Requirement:
Answer with one number: how many lines hold "Territory".

Records for processing:
+++

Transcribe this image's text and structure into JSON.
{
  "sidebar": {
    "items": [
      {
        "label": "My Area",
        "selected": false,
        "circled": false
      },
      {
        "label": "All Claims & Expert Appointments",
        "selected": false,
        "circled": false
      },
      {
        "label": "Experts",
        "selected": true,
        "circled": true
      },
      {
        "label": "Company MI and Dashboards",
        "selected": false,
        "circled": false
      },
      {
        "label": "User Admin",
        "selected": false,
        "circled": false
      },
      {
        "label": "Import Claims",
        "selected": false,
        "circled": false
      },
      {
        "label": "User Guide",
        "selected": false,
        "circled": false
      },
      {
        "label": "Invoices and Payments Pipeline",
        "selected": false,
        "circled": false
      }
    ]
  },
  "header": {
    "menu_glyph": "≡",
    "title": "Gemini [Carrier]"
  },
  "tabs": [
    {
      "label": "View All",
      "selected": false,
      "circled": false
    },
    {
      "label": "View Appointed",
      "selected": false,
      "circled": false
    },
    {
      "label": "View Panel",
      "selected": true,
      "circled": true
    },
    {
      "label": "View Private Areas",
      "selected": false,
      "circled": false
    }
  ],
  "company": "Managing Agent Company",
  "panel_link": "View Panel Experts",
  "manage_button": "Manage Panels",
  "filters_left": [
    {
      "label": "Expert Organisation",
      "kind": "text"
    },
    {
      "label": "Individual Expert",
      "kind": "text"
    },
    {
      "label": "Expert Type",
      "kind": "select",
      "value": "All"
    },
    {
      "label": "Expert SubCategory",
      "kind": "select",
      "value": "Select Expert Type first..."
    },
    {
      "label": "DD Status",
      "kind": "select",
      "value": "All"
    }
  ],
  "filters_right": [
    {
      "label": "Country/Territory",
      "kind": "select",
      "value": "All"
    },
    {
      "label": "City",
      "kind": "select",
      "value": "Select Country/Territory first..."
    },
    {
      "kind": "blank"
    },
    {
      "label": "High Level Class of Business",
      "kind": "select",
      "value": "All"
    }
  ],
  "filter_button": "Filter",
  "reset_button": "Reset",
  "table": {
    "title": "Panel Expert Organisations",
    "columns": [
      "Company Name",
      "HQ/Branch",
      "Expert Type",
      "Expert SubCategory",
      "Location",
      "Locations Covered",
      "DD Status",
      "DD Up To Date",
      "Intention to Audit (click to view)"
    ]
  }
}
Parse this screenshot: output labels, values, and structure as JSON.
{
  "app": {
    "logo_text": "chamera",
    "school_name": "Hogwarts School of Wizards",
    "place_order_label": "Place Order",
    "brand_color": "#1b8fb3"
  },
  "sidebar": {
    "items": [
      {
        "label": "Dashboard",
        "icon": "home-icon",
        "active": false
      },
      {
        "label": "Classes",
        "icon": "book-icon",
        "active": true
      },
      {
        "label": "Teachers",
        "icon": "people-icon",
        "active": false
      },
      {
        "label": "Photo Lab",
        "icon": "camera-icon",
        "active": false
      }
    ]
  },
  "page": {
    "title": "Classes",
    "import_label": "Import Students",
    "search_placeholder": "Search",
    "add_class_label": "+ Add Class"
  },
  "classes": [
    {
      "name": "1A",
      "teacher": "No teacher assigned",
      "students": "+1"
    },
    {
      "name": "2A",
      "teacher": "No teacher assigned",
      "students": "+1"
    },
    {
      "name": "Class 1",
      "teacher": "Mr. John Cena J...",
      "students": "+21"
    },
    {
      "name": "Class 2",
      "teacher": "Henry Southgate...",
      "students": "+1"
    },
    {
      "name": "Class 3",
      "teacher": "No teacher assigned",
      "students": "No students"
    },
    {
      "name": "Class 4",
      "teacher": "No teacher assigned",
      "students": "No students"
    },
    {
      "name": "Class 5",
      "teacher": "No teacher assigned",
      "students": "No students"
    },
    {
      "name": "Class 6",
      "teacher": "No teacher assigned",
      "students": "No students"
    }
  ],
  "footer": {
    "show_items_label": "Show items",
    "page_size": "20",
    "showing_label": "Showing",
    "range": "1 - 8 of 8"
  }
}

+++

Output:
2